* start The data *
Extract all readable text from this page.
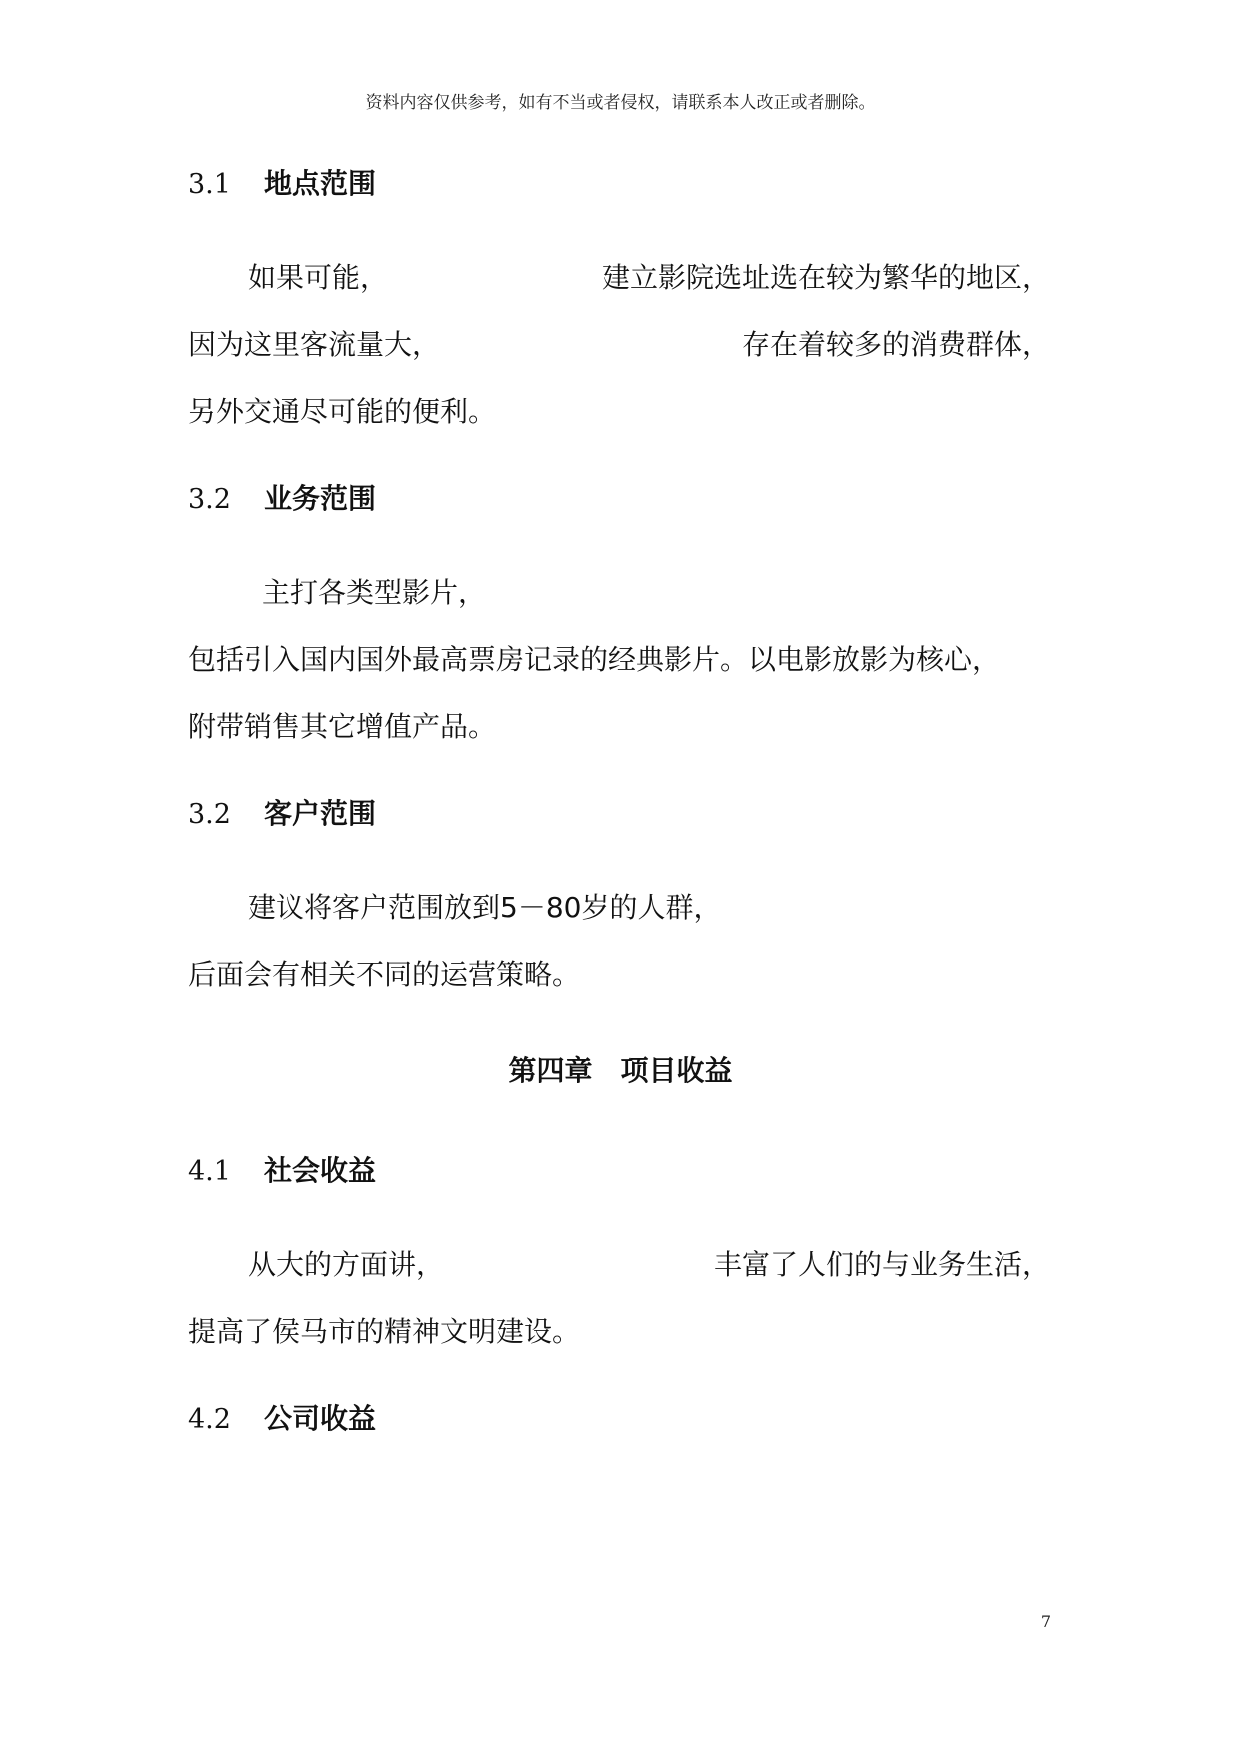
资料内容仅供参考，如有不当或者侵权，请联系本人改正或者删除。
3.1 地点范围
如果可能，	建立影院选址选在较为繁华的地区，
因为这里客流量大，	存在着较多的消费群体，
另外交通尽可能的便利。
3.2 业务范围
主打各类型影片，
包括引入国内国外最高票房记录的经典影片。以电影放影为核心，
附带销售其它增值产品。
3.2 客户范围
建议将客户范围放到5－80岁的人群，
后面会有相关不同的运营策略。
第四章　项目收益
4.1 社会收益
从大的方面讲，	丰富了人们的与业务生活，
提高了侯马市的精神文明建设。
4.2 公司收益
7
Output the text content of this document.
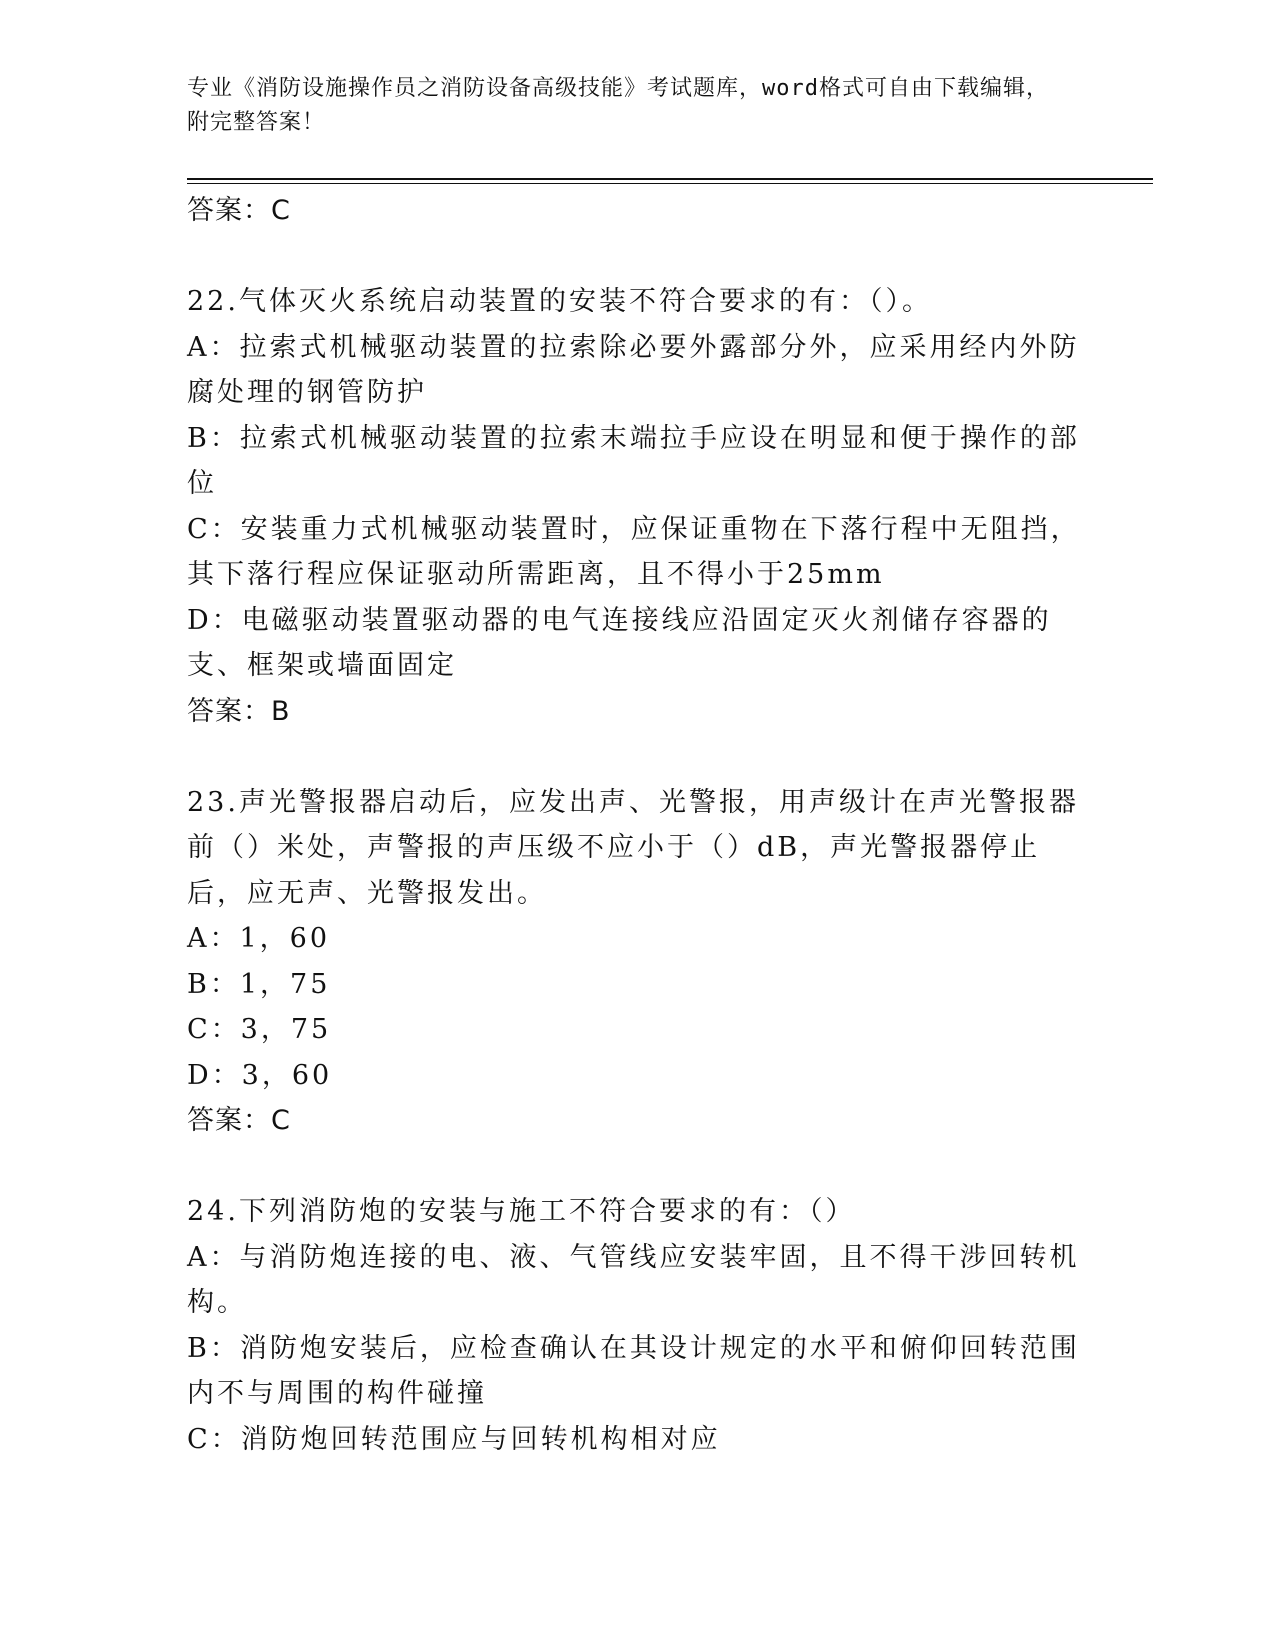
专业《消防设施操作员之消防设备高级技能》考试题库，word格式可自由下载编辑，附完整答案！
答案：C
22.气体灭火系统启动装置的安装不符合要求的有：（）。
A：拉索式机械驱动装置的拉索除必要外露部分外，应采用经内外防腐处理的钢管防护
B：拉索式机械驱动装置的拉索末端拉手应设在明显和便于操作的部位
C：安装重力式机械驱动装置时，应保证重物在下落行程中无阻挡，其下落行程应保证驱动所需距离，且不得小于25mm
D：电磁驱动装置驱动器的电气连接线应沿固定灭火剂储存容器的支、框架或墙面固定
答案：B
23.声光警报器启动后，应发出声、光警报，用声级计在声光警报器前（）米处，声警报的声压级不应小于（）dB，声光警报器停止后，应无声、光警报发出。
A：1，60
B：1，75
C：3，75
D：3，60
答案：C
24.下列消防炮的安装与施工不符合要求的有：（）
A：与消防炮连接的电、液、气管线应安装牢固，且不得干涉回转机构。
B：消防炮安装后，应检查确认在其设计规定的水平和俯仰回转范围内不与周围的构件碰撞
C：消防炮回转范围应与回转机构相对应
* end The data *
Instructions for the task: Using the data above, write out every line exactly, leaving the images behind.

Answer to this task:
Extract all readable text from this page.
资料内容仅供参考，如有不当或者侵权，请联系本人改正或者删除。
3.1 地点范围
如果可能，	建立影院选址选在较为繁华的地区，
因为这里客流量大，	存在着较多的消费群体，
另外交通尽可能的便利。
3.2 业务范围
主打各类型影片，
包括引入国内国外最高票房记录的经典影片。以电影放影为核心，
附带销售其它增值产品。
3.2 客户范围
建议将客户范围放到5－80岁的人群，
后面会有相关不同的运营策略。
第四章　项目收益
4.1 社会收益
从大的方面讲，	丰富了人们的与业务生活，
提高了侯马市的精神文明建设。
4.2 公司收益
7
Output the text content of this document.
专业《消防设施操作员之消防设备高级技能》考试题库，word格式可自由下载编辑，附完整答案！
答案：C
22.气体灭火系统启动装置的安装不符合要求的有：（）。
A：拉索式机械驱动装置的拉索除必要外露部分外，应采用经内外防腐处理的钢管防护
B：拉索式机械驱动装置的拉索末端拉手应设在明显和便于操作的部位
C：安装重力式机械驱动装置时，应保证重物在下落行程中无阻挡，其下落行程应保证驱动所需距离，且不得小于25mm
D：电磁驱动装置驱动器的电气连接线应沿固定灭火剂储存容器的支、框架或墙面固定
答案：B
23.声光警报器启动后，应发出声、光警报，用声级计在声光警报器前（）米处，声警报的声压级不应小于（）dB，声光警报器停止后，应无声、光警报发出。
A：1，60
B：1，75
C：3，75
D：3，60
答案：C
24.下列消防炮的安装与施工不符合要求的有：（）
A：与消防炮连接的电、液、气管线应安装牢固，且不得干涉回转机构。
B：消防炮安装后，应检查确认在其设计规定的水平和俯仰回转范围内不与周围的构件碰撞
C：消防炮回转范围应与回转机构相对应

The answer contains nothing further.